• Problem to solve
Copy out the lines that include the word "ylabel".

· · · · · · ·

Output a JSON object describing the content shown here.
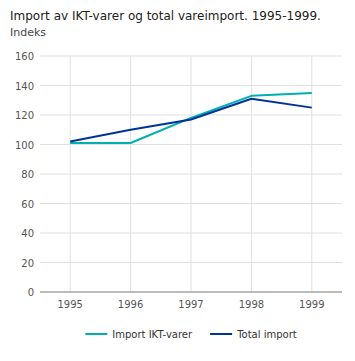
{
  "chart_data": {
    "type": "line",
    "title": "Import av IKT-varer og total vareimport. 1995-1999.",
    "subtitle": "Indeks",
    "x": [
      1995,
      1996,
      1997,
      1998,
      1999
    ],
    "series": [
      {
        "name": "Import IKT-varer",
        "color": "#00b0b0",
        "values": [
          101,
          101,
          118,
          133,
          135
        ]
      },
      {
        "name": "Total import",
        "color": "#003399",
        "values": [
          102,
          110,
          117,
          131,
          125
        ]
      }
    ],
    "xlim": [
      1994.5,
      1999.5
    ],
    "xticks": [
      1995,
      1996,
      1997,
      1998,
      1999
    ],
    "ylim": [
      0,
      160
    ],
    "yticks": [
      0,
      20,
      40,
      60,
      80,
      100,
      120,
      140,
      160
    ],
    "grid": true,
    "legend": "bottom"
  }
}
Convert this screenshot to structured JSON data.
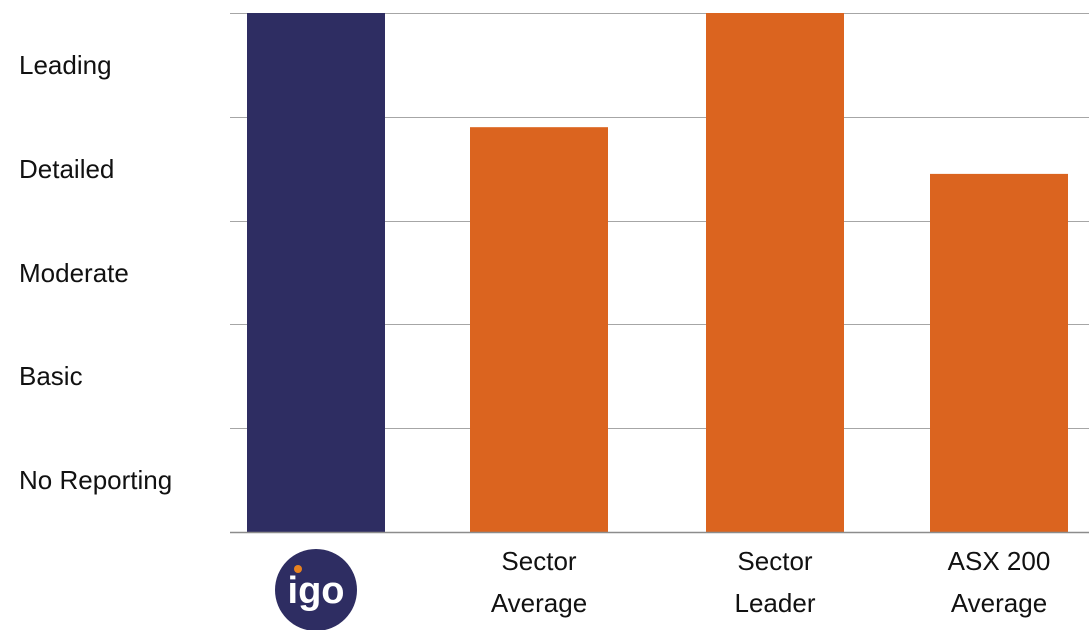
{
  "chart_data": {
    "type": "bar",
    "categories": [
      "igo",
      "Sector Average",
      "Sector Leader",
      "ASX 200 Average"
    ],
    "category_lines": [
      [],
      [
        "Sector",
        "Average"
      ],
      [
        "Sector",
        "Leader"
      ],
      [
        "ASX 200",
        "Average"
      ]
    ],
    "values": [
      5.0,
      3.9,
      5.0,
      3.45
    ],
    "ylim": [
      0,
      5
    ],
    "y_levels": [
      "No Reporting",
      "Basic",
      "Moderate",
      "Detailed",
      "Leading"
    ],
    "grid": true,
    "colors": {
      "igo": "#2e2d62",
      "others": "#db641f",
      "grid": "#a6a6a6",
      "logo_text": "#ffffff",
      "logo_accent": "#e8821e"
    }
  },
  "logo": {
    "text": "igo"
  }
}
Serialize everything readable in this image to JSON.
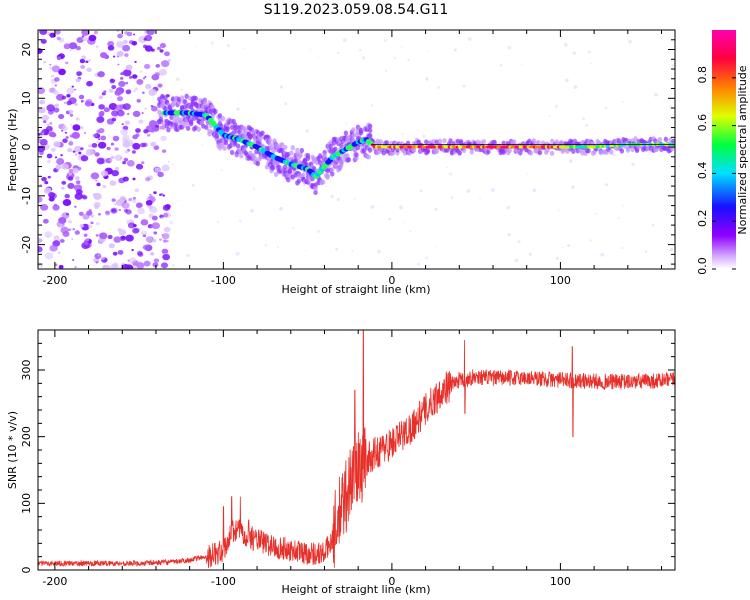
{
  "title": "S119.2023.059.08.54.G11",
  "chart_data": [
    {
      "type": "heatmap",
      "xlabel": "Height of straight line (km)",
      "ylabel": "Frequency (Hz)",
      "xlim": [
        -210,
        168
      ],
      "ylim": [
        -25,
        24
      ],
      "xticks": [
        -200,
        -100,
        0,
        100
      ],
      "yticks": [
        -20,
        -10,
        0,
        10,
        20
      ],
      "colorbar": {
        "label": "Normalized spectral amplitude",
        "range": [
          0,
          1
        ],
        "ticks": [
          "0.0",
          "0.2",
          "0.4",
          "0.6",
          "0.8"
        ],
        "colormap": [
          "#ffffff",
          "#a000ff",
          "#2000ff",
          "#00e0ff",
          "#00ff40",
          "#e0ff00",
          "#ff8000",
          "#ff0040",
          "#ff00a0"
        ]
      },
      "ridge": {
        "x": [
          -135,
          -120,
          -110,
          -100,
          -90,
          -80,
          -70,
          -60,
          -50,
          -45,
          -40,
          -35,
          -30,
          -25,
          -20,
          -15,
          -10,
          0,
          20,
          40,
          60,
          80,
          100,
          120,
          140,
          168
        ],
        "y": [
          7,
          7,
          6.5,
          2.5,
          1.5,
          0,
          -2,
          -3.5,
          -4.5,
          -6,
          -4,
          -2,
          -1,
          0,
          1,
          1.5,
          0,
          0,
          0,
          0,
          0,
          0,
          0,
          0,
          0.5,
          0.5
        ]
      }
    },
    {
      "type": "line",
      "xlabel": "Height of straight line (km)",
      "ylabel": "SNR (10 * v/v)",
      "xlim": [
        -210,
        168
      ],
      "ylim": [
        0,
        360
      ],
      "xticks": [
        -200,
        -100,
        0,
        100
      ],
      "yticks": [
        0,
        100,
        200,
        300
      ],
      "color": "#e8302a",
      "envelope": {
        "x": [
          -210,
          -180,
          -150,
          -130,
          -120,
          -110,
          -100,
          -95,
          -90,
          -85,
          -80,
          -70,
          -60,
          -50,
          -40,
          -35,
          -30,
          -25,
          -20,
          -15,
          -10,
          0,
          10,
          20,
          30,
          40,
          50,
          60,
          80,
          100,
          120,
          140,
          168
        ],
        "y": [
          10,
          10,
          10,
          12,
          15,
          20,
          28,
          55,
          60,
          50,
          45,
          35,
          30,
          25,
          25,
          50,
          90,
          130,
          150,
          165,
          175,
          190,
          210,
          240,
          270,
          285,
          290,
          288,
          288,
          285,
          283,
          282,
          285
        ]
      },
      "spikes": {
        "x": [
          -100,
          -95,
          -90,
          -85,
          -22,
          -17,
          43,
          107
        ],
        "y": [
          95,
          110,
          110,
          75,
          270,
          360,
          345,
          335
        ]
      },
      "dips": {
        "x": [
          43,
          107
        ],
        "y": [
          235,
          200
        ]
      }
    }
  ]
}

· · · · · · ·

• Finished answer
      "ylabel": "Frequency (Hz)",
      "ylabel": "SNR (10 * v/v)",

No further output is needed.